## EXERCISE TASK:
Wherever the word "right" turns up in a line of the entries, copy that line.

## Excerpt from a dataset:
## BEGIN
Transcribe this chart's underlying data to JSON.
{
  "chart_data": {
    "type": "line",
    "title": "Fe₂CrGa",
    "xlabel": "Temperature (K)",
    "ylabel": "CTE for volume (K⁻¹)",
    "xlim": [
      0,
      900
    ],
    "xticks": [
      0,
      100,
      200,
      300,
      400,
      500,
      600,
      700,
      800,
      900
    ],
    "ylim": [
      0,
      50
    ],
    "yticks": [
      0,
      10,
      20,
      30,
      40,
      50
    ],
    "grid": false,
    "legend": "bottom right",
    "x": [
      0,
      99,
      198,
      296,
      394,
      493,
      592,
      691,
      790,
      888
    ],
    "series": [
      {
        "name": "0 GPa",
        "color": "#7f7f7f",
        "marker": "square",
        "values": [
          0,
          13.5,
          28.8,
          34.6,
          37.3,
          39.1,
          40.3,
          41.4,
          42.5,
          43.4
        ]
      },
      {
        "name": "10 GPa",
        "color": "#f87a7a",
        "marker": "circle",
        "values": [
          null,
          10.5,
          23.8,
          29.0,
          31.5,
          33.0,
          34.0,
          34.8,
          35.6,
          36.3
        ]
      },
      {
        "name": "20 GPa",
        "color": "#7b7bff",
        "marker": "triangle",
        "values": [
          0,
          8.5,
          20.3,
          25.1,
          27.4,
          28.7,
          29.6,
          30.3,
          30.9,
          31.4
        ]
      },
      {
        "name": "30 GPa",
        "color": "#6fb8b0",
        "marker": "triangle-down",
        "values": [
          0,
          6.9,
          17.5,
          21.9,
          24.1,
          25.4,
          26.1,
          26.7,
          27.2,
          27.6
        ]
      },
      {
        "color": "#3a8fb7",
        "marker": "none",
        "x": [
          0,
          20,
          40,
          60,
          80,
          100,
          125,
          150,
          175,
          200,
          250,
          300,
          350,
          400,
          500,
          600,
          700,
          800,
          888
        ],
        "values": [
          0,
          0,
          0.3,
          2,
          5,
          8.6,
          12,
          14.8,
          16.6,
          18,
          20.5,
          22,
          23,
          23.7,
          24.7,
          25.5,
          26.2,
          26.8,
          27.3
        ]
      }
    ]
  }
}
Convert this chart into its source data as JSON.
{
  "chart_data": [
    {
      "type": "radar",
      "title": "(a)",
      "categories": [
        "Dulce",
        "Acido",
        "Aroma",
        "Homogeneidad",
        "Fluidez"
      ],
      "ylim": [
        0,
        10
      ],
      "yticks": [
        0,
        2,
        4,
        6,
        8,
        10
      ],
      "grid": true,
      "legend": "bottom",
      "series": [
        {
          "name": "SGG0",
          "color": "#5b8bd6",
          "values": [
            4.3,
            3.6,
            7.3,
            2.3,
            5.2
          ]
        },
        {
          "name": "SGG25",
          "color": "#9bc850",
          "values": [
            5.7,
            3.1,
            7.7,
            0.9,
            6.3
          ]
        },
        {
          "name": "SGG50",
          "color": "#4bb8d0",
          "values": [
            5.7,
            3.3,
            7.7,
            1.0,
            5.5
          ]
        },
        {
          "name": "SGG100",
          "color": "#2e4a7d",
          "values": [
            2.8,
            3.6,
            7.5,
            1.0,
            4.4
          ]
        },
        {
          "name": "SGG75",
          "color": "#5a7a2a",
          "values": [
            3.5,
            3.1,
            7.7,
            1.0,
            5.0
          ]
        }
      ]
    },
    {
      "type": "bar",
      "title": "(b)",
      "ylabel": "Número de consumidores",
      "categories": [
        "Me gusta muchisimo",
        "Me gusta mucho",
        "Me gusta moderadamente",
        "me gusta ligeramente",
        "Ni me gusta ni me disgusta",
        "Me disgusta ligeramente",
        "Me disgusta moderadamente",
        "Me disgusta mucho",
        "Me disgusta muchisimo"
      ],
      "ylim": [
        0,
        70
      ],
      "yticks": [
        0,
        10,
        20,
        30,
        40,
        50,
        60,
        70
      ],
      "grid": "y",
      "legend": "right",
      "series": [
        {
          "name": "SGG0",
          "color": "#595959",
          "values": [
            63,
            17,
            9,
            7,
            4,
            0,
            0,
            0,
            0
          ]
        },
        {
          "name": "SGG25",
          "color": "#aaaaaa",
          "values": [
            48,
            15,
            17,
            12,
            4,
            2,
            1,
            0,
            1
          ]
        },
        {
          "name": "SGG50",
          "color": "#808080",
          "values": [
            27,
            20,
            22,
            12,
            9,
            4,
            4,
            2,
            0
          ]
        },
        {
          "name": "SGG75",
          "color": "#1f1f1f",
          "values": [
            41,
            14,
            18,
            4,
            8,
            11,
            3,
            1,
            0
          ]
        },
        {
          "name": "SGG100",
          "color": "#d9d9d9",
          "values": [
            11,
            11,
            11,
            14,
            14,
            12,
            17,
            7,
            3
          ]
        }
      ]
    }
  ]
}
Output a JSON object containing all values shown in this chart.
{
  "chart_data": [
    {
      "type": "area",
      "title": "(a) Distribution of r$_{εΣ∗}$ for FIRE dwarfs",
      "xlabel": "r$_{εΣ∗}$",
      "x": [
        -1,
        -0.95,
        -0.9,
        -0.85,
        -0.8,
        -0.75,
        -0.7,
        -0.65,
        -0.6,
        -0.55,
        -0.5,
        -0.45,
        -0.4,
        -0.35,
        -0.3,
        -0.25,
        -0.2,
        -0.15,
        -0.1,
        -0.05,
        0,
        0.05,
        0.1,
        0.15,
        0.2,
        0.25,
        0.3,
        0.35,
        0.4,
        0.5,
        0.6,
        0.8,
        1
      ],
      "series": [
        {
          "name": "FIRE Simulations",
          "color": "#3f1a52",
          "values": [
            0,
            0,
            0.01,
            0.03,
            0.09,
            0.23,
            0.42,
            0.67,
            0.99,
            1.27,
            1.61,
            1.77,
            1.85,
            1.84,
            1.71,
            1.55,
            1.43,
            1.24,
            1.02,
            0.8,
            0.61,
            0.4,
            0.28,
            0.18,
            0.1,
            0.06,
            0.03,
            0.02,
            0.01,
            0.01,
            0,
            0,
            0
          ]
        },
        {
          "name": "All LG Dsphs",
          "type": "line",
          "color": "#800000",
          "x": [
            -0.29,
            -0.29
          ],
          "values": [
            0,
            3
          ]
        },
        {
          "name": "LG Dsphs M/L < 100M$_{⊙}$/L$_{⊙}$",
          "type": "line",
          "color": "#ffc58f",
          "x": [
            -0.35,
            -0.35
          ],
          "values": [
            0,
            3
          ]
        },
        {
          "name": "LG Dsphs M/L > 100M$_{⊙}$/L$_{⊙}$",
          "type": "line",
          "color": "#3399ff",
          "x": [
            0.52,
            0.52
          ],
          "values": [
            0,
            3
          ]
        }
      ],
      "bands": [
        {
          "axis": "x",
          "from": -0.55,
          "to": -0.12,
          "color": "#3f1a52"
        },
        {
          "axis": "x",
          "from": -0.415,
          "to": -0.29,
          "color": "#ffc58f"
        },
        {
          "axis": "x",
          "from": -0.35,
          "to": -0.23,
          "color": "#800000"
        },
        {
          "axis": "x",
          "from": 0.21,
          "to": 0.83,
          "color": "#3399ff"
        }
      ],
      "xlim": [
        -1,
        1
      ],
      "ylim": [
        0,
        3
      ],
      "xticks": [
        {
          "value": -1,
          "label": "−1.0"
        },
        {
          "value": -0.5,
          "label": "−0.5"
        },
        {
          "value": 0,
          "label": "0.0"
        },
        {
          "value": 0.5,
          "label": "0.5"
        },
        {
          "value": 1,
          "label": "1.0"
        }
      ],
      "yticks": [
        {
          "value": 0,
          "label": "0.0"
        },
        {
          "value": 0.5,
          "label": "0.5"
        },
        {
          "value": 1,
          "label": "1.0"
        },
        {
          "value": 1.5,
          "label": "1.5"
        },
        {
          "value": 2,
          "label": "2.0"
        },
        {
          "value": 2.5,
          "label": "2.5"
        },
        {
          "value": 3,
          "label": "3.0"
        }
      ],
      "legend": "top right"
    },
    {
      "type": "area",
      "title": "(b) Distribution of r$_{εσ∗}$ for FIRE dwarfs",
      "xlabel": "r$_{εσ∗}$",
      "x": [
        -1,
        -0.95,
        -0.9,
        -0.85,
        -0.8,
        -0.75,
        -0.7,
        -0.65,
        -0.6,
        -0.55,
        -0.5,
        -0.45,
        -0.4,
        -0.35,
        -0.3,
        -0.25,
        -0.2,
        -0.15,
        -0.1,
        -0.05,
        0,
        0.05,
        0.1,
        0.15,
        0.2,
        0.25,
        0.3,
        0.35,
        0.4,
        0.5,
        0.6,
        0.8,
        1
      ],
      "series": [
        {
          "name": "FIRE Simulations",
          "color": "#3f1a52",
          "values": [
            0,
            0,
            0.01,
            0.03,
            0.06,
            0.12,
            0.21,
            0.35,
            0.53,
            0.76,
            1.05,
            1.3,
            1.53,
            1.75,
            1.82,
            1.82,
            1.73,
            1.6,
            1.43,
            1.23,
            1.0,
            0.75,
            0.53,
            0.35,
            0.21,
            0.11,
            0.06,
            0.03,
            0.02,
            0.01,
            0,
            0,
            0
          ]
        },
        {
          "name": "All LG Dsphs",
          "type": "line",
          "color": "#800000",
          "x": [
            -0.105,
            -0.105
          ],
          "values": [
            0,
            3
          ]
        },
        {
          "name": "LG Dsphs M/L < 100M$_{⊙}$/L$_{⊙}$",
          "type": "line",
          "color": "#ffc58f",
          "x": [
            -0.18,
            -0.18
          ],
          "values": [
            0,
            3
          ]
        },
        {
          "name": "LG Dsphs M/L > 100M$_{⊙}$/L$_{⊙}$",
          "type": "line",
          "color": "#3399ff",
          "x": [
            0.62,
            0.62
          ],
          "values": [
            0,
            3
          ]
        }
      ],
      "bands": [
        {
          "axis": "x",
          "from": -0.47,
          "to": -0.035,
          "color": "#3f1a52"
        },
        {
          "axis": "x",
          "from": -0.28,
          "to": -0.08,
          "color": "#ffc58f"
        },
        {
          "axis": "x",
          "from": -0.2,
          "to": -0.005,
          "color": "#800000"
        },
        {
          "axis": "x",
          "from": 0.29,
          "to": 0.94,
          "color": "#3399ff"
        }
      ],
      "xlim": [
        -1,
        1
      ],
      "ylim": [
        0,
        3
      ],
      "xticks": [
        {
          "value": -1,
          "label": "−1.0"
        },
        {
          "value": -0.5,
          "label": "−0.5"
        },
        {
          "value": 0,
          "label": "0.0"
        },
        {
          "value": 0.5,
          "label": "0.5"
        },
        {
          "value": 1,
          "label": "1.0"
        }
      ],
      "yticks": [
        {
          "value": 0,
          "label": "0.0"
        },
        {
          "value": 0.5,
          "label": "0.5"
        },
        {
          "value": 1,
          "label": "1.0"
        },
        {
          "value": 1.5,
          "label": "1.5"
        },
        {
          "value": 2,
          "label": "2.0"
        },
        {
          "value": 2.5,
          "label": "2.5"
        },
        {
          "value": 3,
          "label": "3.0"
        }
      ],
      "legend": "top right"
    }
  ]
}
## END
## TASK ANSWER:
    "legend": "bottom right",
      "legend": "right",
      "legend": "top right"
      "legend": "top right"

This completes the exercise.